# Entries
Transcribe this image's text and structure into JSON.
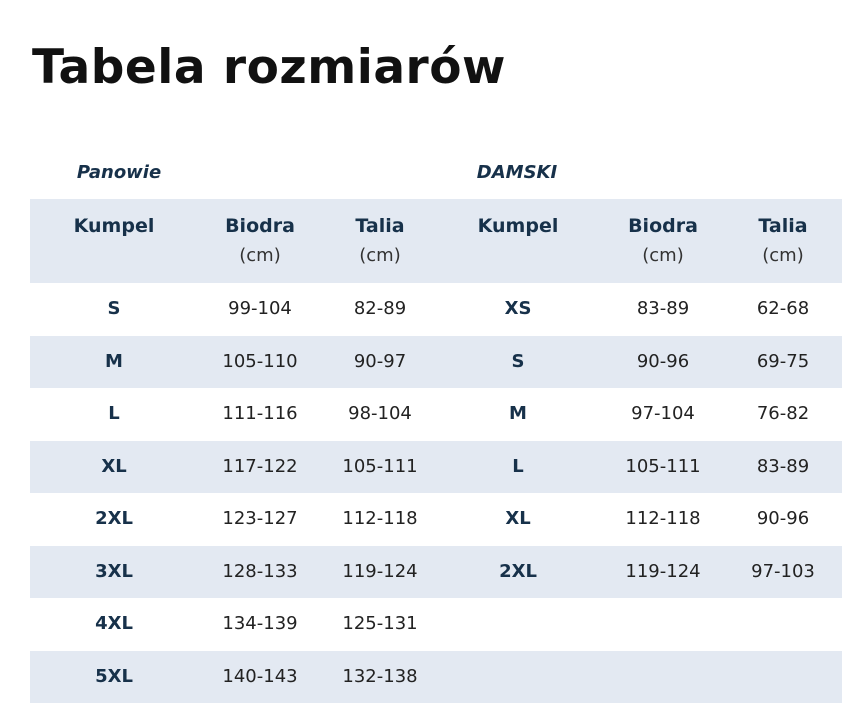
{
  "title": "Tabela rozmiarów",
  "sections": {
    "men": "Panowie",
    "women": "DAMSKI"
  },
  "headers": [
    {
      "label": "Kumpel",
      "unit": ""
    },
    {
      "label": "Biodra",
      "unit": "(cm)"
    },
    {
      "label": "Talia",
      "unit": "(cm)"
    },
    {
      "label": "Kumpel",
      "unit": ""
    },
    {
      "label": "Biodra",
      "unit": "(cm)"
    },
    {
      "label": "Talia",
      "unit": "(cm)"
    }
  ],
  "rows": [
    [
      "S",
      "99-104",
      "82-89",
      "XS",
      "83-89",
      "62-68"
    ],
    [
      "M",
      "105-110",
      "90-97",
      "S",
      "90-96",
      "69-75"
    ],
    [
      "L",
      "111-116",
      "98-104",
      "M",
      "97-104",
      "76-82"
    ],
    [
      "XL",
      "117-122",
      "105-111",
      "L",
      "105-111",
      "83-89"
    ],
    [
      "2XL",
      "123-127",
      "112-118",
      "XL",
      "112-118",
      "90-96"
    ],
    [
      "3XL",
      "128-133",
      "119-124",
      "2XL",
      "119-124",
      "97-103"
    ],
    [
      "4XL",
      "134-139",
      "125-131",
      "",
      "",
      ""
    ],
    [
      "5XL",
      "140-143",
      "132-138",
      "",
      "",
      ""
    ]
  ],
  "colors": {
    "text": "#17314a",
    "shade": "#e3e9f2"
  }
}
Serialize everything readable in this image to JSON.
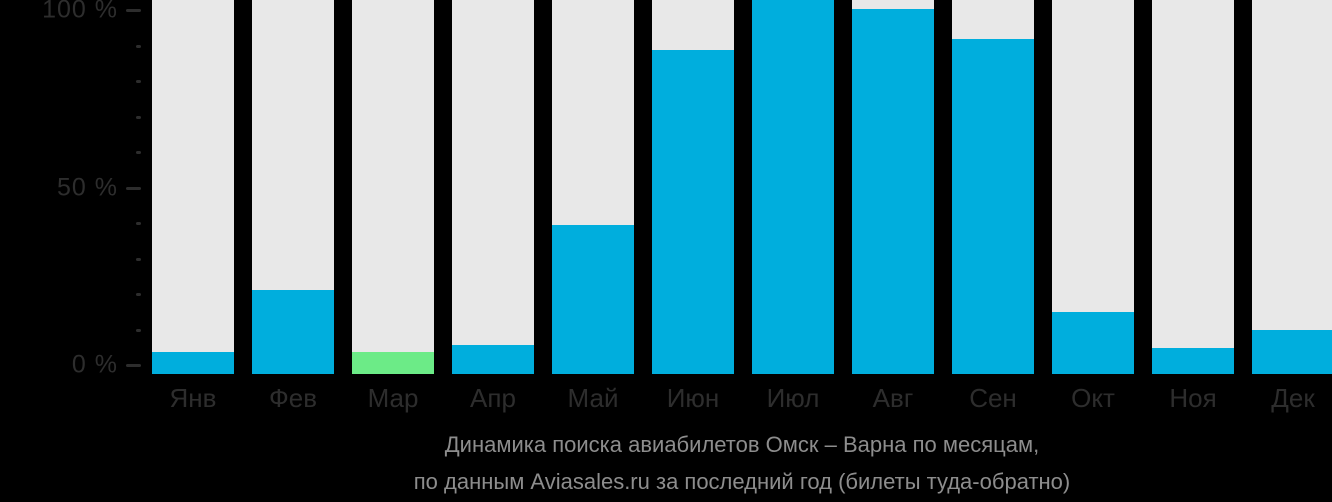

# To do
Transcribe the records word for word and include no pictures.

# Solution below
Transcribe this image's text and structure into JSON.
{
  "title": "Tabela rozmiarów",
  "sections": {
    "men": "Panowie",
    "women": "DAMSKI"
  },
  "headers": [
    {
      "label": "Kumpel",
      "unit": ""
    },
    {
      "label": "Biodra",
      "unit": "(cm)"
    },
    {
      "label": "Talia",
      "unit": "(cm)"
    },
    {
      "label": "Kumpel",
      "unit": ""
    },
    {
      "label": "Biodra",
      "unit": "(cm)"
    },
    {
      "label": "Talia",
      "unit": "(cm)"
    }
  ],
  "rows": [
    [
      "S",
      "99-104",
      "82-89",
      "XS",
      "83-89",
      "62-68"
    ],
    [
      "M",
      "105-110",
      "90-97",
      "S",
      "90-96",
      "69-75"
    ],
    [
      "L",
      "111-116",
      "98-104",
      "M",
      "97-104",
      "76-82"
    ],
    [
      "XL",
      "117-122",
      "105-111",
      "L",
      "105-111",
      "83-89"
    ],
    [
      "2XL",
      "123-127",
      "112-118",
      "XL",
      "112-118",
      "90-96"
    ],
    [
      "3XL",
      "128-133",
      "119-124",
      "2XL",
      "119-124",
      "97-103"
    ],
    [
      "4XL",
      "134-139",
      "125-131",
      "",
      "",
      ""
    ],
    [
      "5XL",
      "140-143",
      "132-138",
      "",
      "",
      ""
    ]
  ],
  "colors": {
    "text": "#17314a",
    "shade": "#e3e9f2"
  }
}
Serialize everything readable in this image to JSON.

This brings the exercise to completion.